* _Text excerpt_:
Change in recovery

“We change every day.”

Basic Text, Sixth Edition, Chapter Four – How It Works, page 37

This sentence in our Seventh Step is one of my new favorite lines. I really, really, love it, the simplicity and at the same time the complexity of it. Even though we don’t reflect on it, we do change every day. Every day, we start our day with yesterday’s experience and yesterday’s growth, even though I’d really say my daily spiritual growth is microscopic. That’s not to say that I don’t have spiritual experiences or revelations, I just can’t always see the impact they have on my life going forward, but each time I look back at where I was a year ago I can see definite growth in how I participate in society and in my relationships, in my relationship with God, and in my relationship with myself.

* _Aim 1_: Translate this sentence from the recovery reflection into Spanish: "Even though we don’t reflect on it, we do change every day."
* _Aim 2_: Write out the recovery reflection between "Basic Text, Sixth" and "relationship with myself.", inclusive, without changing a word.
You can leave the data out of consideration; none of it is needed here.

* _Supplied material_:
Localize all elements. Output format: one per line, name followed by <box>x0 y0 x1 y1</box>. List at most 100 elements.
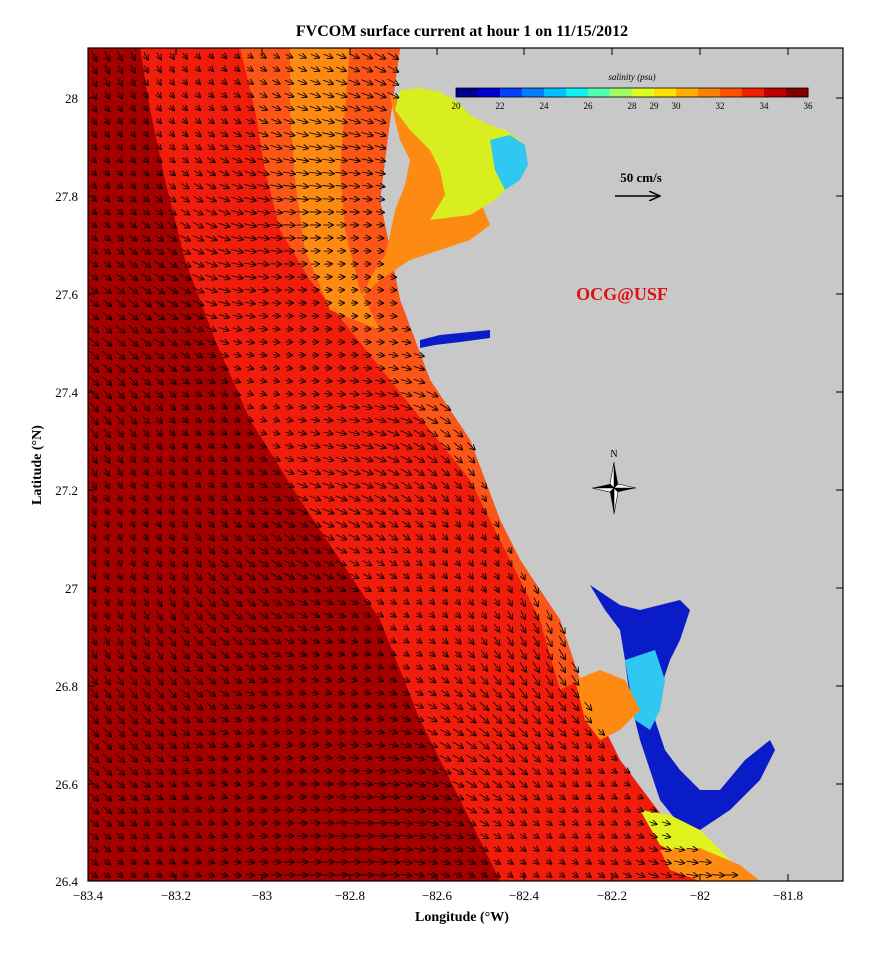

* _Correct output 1_: Aunque no reflexionemos sobre ello, sí cambiamos cada día.

* _Correct output 2_:
Basic Text, Sixth Edition, Chapter Four – How It Works, page 37

This sentence in our Seventh Step is one of my new favorite lines. I really, really, love it, the simplicity and at the same time the complexity of it. Even though we don’t reflect on it, we do change every day. Every day, we start our day with yesterday’s experience and yesterday’s growth, even though I’d really say my daily spiritual growth is microscopic. That’s not to say that I don’t have spiritual experiences or revelations, I just can’t always see the impact they have on my life going forward, but each time I look back at where I was a year ago I can see definite growth in how I participate in society and in my relationships, in my relationship with God, and in my relationship with myself.